**Your task**
Reproduce each line bearing the word "title".

**Data listing**

★ ★ ★ ★ ★ ★ ★

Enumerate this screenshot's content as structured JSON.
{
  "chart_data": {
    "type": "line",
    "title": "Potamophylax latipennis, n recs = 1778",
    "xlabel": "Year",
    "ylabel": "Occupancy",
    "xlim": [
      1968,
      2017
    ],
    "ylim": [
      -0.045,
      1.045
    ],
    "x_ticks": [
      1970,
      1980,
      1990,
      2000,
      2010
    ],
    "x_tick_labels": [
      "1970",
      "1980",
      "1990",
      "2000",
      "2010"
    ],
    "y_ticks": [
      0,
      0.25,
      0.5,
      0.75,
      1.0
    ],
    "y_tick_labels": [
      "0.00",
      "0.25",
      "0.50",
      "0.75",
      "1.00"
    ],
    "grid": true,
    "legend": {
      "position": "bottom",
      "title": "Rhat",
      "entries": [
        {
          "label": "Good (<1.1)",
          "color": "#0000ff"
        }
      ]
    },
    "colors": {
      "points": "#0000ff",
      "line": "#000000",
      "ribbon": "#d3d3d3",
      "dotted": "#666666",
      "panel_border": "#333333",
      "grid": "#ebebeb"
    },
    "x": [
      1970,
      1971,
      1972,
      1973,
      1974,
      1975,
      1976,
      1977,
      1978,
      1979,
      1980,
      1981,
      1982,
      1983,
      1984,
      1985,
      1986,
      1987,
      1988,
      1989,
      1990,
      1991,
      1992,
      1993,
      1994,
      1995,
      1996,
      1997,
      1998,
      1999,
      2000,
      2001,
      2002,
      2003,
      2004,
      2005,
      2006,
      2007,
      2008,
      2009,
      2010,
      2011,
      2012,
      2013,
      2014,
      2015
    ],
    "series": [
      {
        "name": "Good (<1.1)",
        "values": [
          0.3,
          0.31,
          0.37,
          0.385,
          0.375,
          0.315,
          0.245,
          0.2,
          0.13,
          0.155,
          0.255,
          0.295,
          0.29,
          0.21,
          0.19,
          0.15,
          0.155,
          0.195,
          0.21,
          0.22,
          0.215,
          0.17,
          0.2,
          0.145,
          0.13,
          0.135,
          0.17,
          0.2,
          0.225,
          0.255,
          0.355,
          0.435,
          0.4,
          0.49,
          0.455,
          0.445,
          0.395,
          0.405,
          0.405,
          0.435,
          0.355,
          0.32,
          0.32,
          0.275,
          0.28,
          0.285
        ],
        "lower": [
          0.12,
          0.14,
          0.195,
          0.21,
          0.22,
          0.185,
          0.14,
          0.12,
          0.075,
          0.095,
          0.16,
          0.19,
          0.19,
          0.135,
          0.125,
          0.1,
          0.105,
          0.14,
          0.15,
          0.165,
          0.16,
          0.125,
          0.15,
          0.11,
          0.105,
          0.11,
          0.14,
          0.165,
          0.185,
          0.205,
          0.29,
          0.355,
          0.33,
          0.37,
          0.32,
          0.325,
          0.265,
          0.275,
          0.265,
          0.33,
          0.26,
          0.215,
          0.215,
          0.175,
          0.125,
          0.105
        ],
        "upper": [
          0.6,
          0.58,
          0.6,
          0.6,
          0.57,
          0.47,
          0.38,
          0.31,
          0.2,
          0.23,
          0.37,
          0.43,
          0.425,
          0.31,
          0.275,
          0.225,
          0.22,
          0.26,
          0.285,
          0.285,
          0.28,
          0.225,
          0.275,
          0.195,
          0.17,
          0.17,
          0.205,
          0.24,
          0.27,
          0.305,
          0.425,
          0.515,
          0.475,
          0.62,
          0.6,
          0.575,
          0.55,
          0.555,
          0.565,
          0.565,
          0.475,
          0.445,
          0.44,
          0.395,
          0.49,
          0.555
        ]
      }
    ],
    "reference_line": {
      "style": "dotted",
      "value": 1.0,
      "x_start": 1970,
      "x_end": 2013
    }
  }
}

★ ★ ★ ★ ★ ★ ★

**Answer for the task**
    "title": "Potamophylax latipennis, n recs = 1778",
      "title": "Rhat",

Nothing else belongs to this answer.